Go through the material and write it all out exactly, minus the pictures.

%%

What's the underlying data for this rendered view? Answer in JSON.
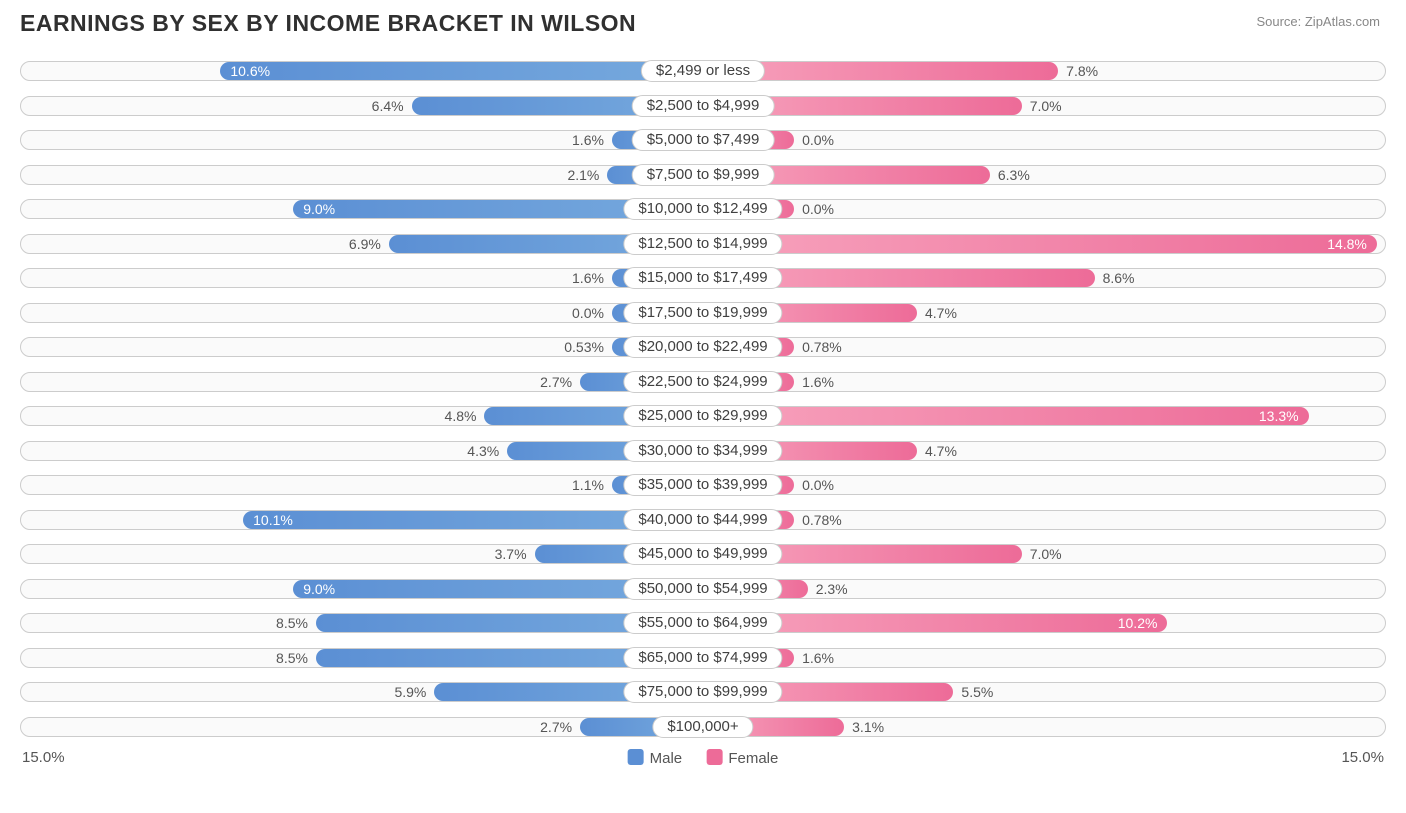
{
  "title": "EARNINGS BY SEX BY INCOME BRACKET IN WILSON",
  "source": "Source: ZipAtlas.com",
  "chart": {
    "type": "diverging-bar",
    "axis_max": 15.0,
    "axis_label_left": "15.0%",
    "axis_label_right": "15.0%",
    "track_border": "#cccccc",
    "track_bg": "#fafafa",
    "text_color": "#555555",
    "inside_text_color": "#ffffff",
    "male_gradient_start": "#77aade",
    "male_gradient_end": "#5b8fd4",
    "female_gradient_start": "#f7a3bd",
    "female_gradient_end": "#ed6b98",
    "min_bar_pct": 2.0,
    "inside_label_threshold": 8.8,
    "legend": {
      "male": "Male",
      "female": "Female"
    },
    "rows": [
      {
        "category": "$2,499 or less",
        "male": 10.6,
        "male_label": "10.6%",
        "female": 7.8,
        "female_label": "7.8%"
      },
      {
        "category": "$2,500 to $4,999",
        "male": 6.4,
        "male_label": "6.4%",
        "female": 7.0,
        "female_label": "7.0%"
      },
      {
        "category": "$5,000 to $7,499",
        "male": 1.6,
        "male_label": "1.6%",
        "female": 0.0,
        "female_label": "0.0%"
      },
      {
        "category": "$7,500 to $9,999",
        "male": 2.1,
        "male_label": "2.1%",
        "female": 6.3,
        "female_label": "6.3%"
      },
      {
        "category": "$10,000 to $12,499",
        "male": 9.0,
        "male_label": "9.0%",
        "female": 0.0,
        "female_label": "0.0%"
      },
      {
        "category": "$12,500 to $14,999",
        "male": 6.9,
        "male_label": "6.9%",
        "female": 14.8,
        "female_label": "14.8%"
      },
      {
        "category": "$15,000 to $17,499",
        "male": 1.6,
        "male_label": "1.6%",
        "female": 8.6,
        "female_label": "8.6%"
      },
      {
        "category": "$17,500 to $19,999",
        "male": 0.0,
        "male_label": "0.0%",
        "female": 4.7,
        "female_label": "4.7%"
      },
      {
        "category": "$20,000 to $22,499",
        "male": 0.53,
        "male_label": "0.53%",
        "female": 0.78,
        "female_label": "0.78%"
      },
      {
        "category": "$22,500 to $24,999",
        "male": 2.7,
        "male_label": "2.7%",
        "female": 1.6,
        "female_label": "1.6%"
      },
      {
        "category": "$25,000 to $29,999",
        "male": 4.8,
        "male_label": "4.8%",
        "female": 13.3,
        "female_label": "13.3%"
      },
      {
        "category": "$30,000 to $34,999",
        "male": 4.3,
        "male_label": "4.3%",
        "female": 4.7,
        "female_label": "4.7%"
      },
      {
        "category": "$35,000 to $39,999",
        "male": 1.1,
        "male_label": "1.1%",
        "female": 0.0,
        "female_label": "0.0%"
      },
      {
        "category": "$40,000 to $44,999",
        "male": 10.1,
        "male_label": "10.1%",
        "female": 0.78,
        "female_label": "0.78%"
      },
      {
        "category": "$45,000 to $49,999",
        "male": 3.7,
        "male_label": "3.7%",
        "female": 7.0,
        "female_label": "7.0%"
      },
      {
        "category": "$50,000 to $54,999",
        "male": 9.0,
        "male_label": "9.0%",
        "female": 2.3,
        "female_label": "2.3%"
      },
      {
        "category": "$55,000 to $64,999",
        "male": 8.5,
        "male_label": "8.5%",
        "female": 10.2,
        "female_label": "10.2%"
      },
      {
        "category": "$65,000 to $74,999",
        "male": 8.5,
        "male_label": "8.5%",
        "female": 1.6,
        "female_label": "1.6%"
      },
      {
        "category": "$75,000 to $99,999",
        "male": 5.9,
        "male_label": "5.9%",
        "female": 5.5,
        "female_label": "5.5%"
      },
      {
        "category": "$100,000+",
        "male": 2.7,
        "male_label": "2.7%",
        "female": 3.1,
        "female_label": "3.1%"
      }
    ]
  }
}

%%

## Completed exercise
What's the underlying data for this rendered view? Answer in JSON.
{
  "title": "EARNINGS BY SEX BY INCOME BRACKET IN WILSON",
  "source": "Source: ZipAtlas.com",
  "chart": {
    "type": "diverging-bar",
    "axis_max": 15.0,
    "axis_label_left": "15.0%",
    "axis_label_right": "15.0%",
    "track_border": "#cccccc",
    "track_bg": "#fafafa",
    "text_color": "#555555",
    "inside_text_color": "#ffffff",
    "male_gradient_start": "#77aade",
    "male_gradient_end": "#5b8fd4",
    "female_gradient_start": "#f7a3bd",
    "female_gradient_end": "#ed6b98",
    "min_bar_pct": 2.0,
    "inside_label_threshold": 8.8,
    "legend": {
      "male": "Male",
      "female": "Female"
    },
    "rows": [
      {
        "category": "$2,499 or less",
        "male": 10.6,
        "male_label": "10.6%",
        "female": 7.8,
        "female_label": "7.8%"
      },
      {
        "category": "$2,500 to $4,999",
        "male": 6.4,
        "male_label": "6.4%",
        "female": 7.0,
        "female_label": "7.0%"
      },
      {
        "category": "$5,000 to $7,499",
        "male": 1.6,
        "male_label": "1.6%",
        "female": 0.0,
        "female_label": "0.0%"
      },
      {
        "category": "$7,500 to $9,999",
        "male": 2.1,
        "male_label": "2.1%",
        "female": 6.3,
        "female_label": "6.3%"
      },
      {
        "category": "$10,000 to $12,499",
        "male": 9.0,
        "male_label": "9.0%",
        "female": 0.0,
        "female_label": "0.0%"
      },
      {
        "category": "$12,500 to $14,999",
        "male": 6.9,
        "male_label": "6.9%",
        "female": 14.8,
        "female_label": "14.8%"
      },
      {
        "category": "$15,000 to $17,499",
        "male": 1.6,
        "male_label": "1.6%",
        "female": 8.6,
        "female_label": "8.6%"
      },
      {
        "category": "$17,500 to $19,999",
        "male": 0.0,
        "male_label": "0.0%",
        "female": 4.7,
        "female_label": "4.7%"
      },
      {
        "category": "$20,000 to $22,499",
        "male": 0.53,
        "male_label": "0.53%",
        "female": 0.78,
        "female_label": "0.78%"
      },
      {
        "category": "$22,500 to $24,999",
        "male": 2.7,
        "male_label": "2.7%",
        "female": 1.6,
        "female_label": "1.6%"
      },
      {
        "category": "$25,000 to $29,999",
        "male": 4.8,
        "male_label": "4.8%",
        "female": 13.3,
        "female_label": "13.3%"
      },
      {
        "category": "$30,000 to $34,999",
        "male": 4.3,
        "male_label": "4.3%",
        "female": 4.7,
        "female_label": "4.7%"
      },
      {
        "category": "$35,000 to $39,999",
        "male": 1.1,
        "male_label": "1.1%",
        "female": 0.0,
        "female_label": "0.0%"
      },
      {
        "category": "$40,000 to $44,999",
        "male": 10.1,
        "male_label": "10.1%",
        "female": 0.78,
        "female_label": "0.78%"
      },
      {
        "category": "$45,000 to $49,999",
        "male": 3.7,
        "male_label": "3.7%",
        "female": 7.0,
        "female_label": "7.0%"
      },
      {
        "category": "$50,000 to $54,999",
        "male": 9.0,
        "male_label": "9.0%",
        "female": 2.3,
        "female_label": "2.3%"
      },
      {
        "category": "$55,000 to $64,999",
        "male": 8.5,
        "male_label": "8.5%",
        "female": 10.2,
        "female_label": "10.2%"
      },
      {
        "category": "$65,000 to $74,999",
        "male": 8.5,
        "male_label": "8.5%",
        "female": 1.6,
        "female_label": "1.6%"
      },
      {
        "category": "$75,000 to $99,999",
        "male": 5.9,
        "male_label": "5.9%",
        "female": 5.5,
        "female_label": "5.5%"
      },
      {
        "category": "$100,000+",
        "male": 2.7,
        "male_label": "2.7%",
        "female": 3.1,
        "female_label": "3.1%"
      }
    ]
  }
}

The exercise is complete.